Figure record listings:
━━━━━━━━━━

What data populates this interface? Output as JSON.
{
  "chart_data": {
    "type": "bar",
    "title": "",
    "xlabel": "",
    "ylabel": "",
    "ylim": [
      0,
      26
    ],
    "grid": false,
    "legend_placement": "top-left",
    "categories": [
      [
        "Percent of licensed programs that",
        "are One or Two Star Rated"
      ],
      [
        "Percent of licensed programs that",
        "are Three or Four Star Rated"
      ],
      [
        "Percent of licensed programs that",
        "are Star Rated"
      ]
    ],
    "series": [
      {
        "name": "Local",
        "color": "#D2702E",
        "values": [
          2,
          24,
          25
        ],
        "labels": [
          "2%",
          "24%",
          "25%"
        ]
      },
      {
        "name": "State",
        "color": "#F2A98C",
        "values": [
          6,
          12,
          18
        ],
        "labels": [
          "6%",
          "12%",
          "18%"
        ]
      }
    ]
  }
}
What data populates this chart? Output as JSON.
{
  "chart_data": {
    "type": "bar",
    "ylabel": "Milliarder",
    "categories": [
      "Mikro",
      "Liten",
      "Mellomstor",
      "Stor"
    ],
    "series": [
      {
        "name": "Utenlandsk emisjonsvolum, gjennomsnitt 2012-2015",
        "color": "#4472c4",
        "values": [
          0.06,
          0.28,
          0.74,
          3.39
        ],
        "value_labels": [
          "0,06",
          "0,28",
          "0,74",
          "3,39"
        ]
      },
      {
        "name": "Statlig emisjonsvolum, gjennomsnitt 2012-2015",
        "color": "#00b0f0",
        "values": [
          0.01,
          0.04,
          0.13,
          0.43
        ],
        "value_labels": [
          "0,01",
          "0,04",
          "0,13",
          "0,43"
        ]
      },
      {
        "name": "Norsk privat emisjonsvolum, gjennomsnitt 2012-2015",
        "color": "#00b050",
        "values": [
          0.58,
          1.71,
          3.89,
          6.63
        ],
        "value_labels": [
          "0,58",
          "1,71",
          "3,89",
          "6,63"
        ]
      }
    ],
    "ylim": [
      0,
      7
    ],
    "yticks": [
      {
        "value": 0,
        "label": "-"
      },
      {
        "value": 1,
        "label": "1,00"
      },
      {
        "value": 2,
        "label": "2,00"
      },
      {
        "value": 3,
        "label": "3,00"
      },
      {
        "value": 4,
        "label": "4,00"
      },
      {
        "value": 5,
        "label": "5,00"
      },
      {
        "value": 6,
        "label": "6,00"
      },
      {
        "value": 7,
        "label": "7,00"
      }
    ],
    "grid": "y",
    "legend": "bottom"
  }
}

━━━━━━━━━━

Reproduce all of the entries word for word.

What data populates this interface? Output as JSON.
{
  "chart_data": {
    "type": "bar",
    "title": "",
    "xlabel": "",
    "ylabel": "",
    "ylim": [
      0,
      26
    ],
    "grid": false,
    "legend_placement": "top-left",
    "categories": [
      [
        "Percent of licensed programs that",
        "are One or Two Star Rated"
      ],
      [
        "Percent of licensed programs that",
        "are Three or Four Star Rated"
      ],
      [
        "Percent of licensed programs that",
        "are Star Rated"
      ]
    ],
    "series": [
      {
        "name": "Local",
        "color": "#D2702E",
        "values": [
          2,
          24,
          25
        ],
        "labels": [
          "2%",
          "24%",
          "25%"
        ]
      },
      {
        "name": "State",
        "color": "#F2A98C",
        "values": [
          6,
          12,
          18
        ],
        "labels": [
          "6%",
          "12%",
          "18%"
        ]
      }
    ]
  }
}
What data populates this chart? Output as JSON.
{
  "chart_data": {
    "type": "bar",
    "ylabel": "Milliarder",
    "categories": [
      "Mikro",
      "Liten",
      "Mellomstor",
      "Stor"
    ],
    "series": [
      {
        "name": "Utenlandsk emisjonsvolum, gjennomsnitt 2012-2015",
        "color": "#4472c4",
        "values": [
          0.06,
          0.28,
          0.74,
          3.39
        ],
        "value_labels": [
          "0,06",
          "0,28",
          "0,74",
          "3,39"
        ]
      },
      {
        "name": "Statlig emisjonsvolum, gjennomsnitt 2012-2015",
        "color": "#00b0f0",
        "values": [
          0.01,
          0.04,
          0.13,
          0.43
        ],
        "value_labels": [
          "0,01",
          "0,04",
          "0,13",
          "0,43"
        ]
      },
      {
        "name": "Norsk privat emisjonsvolum, gjennomsnitt 2012-2015",
        "color": "#00b050",
        "values": [
          0.58,
          1.71,
          3.89,
          6.63
        ],
        "value_labels": [
          "0,58",
          "1,71",
          "3,89",
          "6,63"
        ]
      }
    ],
    "ylim": [
      0,
      7
    ],
    "yticks": [
      {
        "value": 0,
        "label": "-"
      },
      {
        "value": 1,
        "label": "1,00"
      },
      {
        "value": 2,
        "label": "2,00"
      },
      {
        "value": 3,
        "label": "3,00"
      },
      {
        "value": 4,
        "label": "4,00"
      },
      {
        "value": 5,
        "label": "5,00"
      },
      {
        "value": 6,
        "label": "6,00"
      },
      {
        "value": 7,
        "label": "7,00"
      }
    ],
    "grid": "y",
    "legend": "bottom"
  }
}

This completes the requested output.